> **PROBLEM DETAILS**
Using the data below, copy each line that includes the word "Западный".

> **LISTING**
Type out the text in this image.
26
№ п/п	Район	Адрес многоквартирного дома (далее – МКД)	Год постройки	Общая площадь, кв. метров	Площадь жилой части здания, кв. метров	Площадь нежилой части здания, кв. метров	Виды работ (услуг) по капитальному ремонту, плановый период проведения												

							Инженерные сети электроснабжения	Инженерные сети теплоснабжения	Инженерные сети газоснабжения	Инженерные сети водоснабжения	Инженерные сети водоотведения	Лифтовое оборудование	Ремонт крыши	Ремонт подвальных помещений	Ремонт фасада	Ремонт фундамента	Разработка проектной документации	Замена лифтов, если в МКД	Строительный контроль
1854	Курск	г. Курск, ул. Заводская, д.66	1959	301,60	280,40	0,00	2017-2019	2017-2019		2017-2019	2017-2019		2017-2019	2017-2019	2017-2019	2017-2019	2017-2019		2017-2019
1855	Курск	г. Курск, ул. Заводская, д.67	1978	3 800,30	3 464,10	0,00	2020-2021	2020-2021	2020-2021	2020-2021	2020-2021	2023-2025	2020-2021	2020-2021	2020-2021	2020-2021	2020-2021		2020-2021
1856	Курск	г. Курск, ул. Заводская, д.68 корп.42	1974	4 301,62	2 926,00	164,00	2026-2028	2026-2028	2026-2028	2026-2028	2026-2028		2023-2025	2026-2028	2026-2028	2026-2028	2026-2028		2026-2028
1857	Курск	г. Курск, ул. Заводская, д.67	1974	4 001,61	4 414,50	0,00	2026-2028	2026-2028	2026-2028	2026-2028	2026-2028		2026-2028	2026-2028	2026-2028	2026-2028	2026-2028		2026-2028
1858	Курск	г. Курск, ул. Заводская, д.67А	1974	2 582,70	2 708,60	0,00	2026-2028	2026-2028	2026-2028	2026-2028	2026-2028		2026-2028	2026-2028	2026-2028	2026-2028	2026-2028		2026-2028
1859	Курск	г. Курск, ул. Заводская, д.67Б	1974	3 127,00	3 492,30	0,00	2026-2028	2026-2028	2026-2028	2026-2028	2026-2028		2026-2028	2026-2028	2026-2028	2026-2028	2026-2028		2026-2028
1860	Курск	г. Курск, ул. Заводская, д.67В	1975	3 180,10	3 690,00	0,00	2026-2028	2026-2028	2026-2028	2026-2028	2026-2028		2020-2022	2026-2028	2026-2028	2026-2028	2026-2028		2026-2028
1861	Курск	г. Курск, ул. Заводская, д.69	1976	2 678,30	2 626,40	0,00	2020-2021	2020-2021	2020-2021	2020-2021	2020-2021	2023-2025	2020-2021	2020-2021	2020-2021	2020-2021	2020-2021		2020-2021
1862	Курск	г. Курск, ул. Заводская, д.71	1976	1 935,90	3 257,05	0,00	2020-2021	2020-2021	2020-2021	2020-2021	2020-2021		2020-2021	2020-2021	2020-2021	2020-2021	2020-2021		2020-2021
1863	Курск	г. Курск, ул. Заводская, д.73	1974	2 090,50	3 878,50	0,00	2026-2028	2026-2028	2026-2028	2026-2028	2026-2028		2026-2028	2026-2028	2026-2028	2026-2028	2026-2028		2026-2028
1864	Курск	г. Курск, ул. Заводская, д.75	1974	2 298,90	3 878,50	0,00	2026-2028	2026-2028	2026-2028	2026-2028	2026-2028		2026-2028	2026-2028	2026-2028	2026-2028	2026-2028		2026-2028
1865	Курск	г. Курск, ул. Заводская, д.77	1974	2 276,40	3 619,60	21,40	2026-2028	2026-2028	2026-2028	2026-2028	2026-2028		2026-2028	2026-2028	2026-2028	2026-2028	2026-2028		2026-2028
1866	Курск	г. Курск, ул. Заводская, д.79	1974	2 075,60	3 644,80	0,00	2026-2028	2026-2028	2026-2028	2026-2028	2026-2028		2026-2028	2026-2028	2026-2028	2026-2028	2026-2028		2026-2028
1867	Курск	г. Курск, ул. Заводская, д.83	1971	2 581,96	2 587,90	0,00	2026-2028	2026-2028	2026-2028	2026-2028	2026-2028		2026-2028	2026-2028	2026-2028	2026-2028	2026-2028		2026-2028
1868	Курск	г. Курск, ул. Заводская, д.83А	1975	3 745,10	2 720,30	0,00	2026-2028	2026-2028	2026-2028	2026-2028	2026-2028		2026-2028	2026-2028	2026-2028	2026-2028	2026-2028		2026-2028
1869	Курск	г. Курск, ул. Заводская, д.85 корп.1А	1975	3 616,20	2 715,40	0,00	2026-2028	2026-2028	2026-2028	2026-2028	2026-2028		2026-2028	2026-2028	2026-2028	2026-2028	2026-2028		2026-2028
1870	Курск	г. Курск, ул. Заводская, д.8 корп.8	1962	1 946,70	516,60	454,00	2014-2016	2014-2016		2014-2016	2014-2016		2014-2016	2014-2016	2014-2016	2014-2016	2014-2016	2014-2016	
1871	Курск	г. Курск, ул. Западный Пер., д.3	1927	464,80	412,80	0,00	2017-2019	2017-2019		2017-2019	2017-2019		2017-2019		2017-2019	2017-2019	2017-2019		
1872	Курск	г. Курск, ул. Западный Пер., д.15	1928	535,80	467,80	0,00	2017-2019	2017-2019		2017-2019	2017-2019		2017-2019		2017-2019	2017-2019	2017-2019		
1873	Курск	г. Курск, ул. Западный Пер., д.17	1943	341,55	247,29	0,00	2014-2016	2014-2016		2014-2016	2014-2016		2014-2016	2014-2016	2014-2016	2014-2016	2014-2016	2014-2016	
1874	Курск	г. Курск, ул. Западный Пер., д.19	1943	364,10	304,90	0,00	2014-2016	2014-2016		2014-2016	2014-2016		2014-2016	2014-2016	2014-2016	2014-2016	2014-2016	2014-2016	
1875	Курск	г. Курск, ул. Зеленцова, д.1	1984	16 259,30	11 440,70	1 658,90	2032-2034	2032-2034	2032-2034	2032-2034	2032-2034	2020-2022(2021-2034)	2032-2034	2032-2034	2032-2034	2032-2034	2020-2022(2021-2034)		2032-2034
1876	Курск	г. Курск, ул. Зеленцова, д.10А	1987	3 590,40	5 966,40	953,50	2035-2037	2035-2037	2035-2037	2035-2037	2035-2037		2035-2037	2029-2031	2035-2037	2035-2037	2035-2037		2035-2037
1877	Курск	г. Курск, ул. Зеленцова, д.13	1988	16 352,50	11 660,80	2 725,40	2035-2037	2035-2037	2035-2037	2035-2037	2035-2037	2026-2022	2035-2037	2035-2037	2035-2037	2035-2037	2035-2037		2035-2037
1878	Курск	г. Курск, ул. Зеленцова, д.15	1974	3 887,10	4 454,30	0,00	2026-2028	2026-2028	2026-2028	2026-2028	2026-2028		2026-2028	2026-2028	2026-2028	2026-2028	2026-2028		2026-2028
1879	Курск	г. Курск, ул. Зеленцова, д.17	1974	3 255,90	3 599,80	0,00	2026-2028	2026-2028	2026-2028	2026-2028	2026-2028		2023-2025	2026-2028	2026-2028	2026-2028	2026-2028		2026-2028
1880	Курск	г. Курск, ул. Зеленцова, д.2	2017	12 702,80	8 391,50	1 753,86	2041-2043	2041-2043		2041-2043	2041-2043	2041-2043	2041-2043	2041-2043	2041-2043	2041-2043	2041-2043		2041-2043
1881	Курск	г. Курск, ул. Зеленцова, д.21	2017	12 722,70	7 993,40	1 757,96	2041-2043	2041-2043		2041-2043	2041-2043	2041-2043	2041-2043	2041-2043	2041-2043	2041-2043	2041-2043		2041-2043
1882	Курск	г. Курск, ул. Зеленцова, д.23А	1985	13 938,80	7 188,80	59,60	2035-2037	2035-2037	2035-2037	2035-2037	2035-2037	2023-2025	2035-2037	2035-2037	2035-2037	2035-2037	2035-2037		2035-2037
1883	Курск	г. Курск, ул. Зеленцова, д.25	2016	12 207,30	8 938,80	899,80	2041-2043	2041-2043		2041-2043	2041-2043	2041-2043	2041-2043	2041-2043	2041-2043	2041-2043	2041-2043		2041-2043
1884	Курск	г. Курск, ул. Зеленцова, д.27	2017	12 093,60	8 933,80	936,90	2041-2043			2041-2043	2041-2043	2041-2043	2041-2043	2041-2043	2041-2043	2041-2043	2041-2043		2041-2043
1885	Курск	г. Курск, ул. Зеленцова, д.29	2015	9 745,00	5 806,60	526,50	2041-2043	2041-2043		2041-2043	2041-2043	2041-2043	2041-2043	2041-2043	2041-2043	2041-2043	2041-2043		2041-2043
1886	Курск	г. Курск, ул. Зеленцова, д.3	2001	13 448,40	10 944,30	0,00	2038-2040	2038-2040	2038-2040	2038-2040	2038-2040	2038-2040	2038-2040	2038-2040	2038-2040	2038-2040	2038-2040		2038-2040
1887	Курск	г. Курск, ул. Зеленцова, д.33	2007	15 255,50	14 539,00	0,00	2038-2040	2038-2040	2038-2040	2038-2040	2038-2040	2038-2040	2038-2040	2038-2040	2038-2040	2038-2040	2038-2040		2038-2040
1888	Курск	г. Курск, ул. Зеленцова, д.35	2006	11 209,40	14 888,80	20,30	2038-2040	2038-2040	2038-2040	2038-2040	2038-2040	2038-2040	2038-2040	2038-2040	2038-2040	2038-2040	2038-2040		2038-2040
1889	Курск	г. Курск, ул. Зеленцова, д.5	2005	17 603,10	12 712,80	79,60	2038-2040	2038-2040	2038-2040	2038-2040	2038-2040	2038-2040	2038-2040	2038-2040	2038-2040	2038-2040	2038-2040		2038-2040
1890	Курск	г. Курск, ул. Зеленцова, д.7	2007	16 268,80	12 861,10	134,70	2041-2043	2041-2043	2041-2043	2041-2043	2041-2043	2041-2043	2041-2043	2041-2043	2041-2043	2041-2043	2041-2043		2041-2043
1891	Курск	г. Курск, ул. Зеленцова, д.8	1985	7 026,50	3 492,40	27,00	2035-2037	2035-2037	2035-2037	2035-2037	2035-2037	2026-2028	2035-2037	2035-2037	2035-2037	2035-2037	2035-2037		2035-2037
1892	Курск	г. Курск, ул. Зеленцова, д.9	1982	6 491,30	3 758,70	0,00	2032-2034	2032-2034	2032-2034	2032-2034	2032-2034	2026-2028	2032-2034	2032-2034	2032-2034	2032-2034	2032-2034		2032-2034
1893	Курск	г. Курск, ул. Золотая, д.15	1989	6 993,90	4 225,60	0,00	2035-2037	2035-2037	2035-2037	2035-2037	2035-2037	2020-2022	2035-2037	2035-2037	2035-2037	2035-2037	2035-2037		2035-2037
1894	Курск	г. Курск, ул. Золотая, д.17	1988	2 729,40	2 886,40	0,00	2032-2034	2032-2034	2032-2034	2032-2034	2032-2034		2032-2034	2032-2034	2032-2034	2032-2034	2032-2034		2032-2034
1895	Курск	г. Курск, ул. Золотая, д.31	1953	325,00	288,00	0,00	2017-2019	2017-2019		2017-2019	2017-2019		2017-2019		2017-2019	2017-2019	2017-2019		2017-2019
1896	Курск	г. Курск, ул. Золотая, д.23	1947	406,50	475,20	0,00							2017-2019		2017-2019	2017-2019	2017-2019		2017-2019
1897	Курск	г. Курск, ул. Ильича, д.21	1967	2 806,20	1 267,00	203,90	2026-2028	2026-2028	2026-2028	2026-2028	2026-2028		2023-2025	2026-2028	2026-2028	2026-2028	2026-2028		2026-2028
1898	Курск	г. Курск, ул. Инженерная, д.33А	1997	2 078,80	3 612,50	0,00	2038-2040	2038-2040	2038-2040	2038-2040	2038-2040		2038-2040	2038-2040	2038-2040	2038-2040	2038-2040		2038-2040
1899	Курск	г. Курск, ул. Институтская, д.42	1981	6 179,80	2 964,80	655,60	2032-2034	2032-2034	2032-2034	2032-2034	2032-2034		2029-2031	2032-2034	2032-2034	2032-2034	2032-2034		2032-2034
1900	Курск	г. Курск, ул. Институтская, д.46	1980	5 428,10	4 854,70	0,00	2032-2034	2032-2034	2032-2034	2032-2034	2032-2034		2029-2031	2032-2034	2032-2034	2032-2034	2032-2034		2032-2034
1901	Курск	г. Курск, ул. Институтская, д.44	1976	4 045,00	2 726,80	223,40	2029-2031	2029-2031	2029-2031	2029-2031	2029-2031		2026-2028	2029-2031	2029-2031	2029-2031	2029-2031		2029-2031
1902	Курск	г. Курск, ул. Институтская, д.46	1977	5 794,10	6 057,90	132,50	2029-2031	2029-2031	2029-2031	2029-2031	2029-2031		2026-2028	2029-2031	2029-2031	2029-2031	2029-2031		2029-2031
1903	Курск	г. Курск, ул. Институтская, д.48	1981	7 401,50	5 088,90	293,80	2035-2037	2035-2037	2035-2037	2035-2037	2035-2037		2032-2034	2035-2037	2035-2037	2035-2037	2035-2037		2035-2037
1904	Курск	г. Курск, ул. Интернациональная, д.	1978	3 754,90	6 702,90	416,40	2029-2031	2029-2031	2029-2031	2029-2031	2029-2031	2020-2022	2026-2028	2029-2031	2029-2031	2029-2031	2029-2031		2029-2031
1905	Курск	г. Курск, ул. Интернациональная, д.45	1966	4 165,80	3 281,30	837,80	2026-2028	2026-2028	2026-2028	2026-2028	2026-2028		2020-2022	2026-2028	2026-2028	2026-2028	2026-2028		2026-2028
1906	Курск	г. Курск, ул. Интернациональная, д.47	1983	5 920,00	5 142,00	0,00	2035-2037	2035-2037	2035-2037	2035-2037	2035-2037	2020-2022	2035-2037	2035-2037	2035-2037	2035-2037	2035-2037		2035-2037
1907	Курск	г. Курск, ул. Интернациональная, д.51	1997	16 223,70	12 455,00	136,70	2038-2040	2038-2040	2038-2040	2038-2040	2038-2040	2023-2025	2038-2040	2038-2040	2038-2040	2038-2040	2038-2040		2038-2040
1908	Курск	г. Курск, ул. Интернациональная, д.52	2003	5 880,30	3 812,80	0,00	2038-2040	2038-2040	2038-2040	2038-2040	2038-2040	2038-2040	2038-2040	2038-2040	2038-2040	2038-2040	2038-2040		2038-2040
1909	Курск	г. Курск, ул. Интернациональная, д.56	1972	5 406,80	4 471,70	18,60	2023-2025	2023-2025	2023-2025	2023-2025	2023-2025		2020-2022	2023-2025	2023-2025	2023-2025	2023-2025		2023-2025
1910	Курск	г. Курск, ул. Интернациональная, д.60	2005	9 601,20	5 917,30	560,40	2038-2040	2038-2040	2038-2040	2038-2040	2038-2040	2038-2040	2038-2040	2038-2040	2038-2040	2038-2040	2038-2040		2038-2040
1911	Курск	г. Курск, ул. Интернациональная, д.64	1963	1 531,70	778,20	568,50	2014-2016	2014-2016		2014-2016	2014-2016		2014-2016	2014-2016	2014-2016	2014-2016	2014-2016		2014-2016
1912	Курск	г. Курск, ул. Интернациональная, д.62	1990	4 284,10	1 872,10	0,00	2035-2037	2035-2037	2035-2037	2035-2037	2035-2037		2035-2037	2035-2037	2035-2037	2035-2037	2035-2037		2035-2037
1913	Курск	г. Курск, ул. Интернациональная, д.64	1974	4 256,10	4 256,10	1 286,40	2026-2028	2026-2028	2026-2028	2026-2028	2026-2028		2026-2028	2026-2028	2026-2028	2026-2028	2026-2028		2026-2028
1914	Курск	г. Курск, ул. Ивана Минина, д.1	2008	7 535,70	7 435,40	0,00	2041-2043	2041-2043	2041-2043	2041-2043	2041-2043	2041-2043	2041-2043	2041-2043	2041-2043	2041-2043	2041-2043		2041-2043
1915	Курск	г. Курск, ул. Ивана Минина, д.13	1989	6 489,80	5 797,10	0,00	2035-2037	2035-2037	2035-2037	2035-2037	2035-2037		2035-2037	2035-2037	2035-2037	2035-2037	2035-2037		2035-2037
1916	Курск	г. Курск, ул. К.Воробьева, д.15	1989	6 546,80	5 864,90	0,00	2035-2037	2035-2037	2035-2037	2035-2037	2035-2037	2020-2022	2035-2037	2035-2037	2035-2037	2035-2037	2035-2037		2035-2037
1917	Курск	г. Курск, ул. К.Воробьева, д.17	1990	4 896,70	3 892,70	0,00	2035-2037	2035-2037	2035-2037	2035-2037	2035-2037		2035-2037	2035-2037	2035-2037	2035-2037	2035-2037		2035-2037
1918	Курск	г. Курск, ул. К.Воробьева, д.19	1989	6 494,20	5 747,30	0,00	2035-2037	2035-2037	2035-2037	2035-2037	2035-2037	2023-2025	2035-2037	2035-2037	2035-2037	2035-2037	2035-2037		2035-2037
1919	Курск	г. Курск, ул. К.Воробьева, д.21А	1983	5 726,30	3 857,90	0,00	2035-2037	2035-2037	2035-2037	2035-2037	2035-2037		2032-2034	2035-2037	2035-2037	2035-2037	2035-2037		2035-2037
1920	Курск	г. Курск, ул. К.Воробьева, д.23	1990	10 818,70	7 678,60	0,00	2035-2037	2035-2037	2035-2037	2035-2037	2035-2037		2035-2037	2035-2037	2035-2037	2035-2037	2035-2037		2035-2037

> **TASK OUTPUT**
1871	Курск	г. Курск, ул. Западный Пер., д.3	1927	464,80	412,80	0,00	2017-2019	2017-2019		2017-2019	2017-2019		2017-2019		2017-2019	2017-2019	2017-2019		
1872	Курск	г. Курск, ул. Западный Пер., д.15	1928	535,80	467,80	0,00	2017-2019	2017-2019		2017-2019	2017-2019		2017-2019		2017-2019	2017-2019	2017-2019		
1873	Курск	г. Курск, ул. Западный Пер., д.17	1943	341,55	247,29	0,00	2014-2016	2014-2016		2014-2016	2014-2016		2014-2016	2014-2016	2014-2016	2014-2016	2014-2016	2014-2016	
1874	Курск	г. Курск, ул. Западный Пер., д.19	1943	364,10	304,90	0,00	2014-2016	2014-2016		2014-2016	2014-2016		2014-2016	2014-2016	2014-2016	2014-2016	2014-2016	2014-2016	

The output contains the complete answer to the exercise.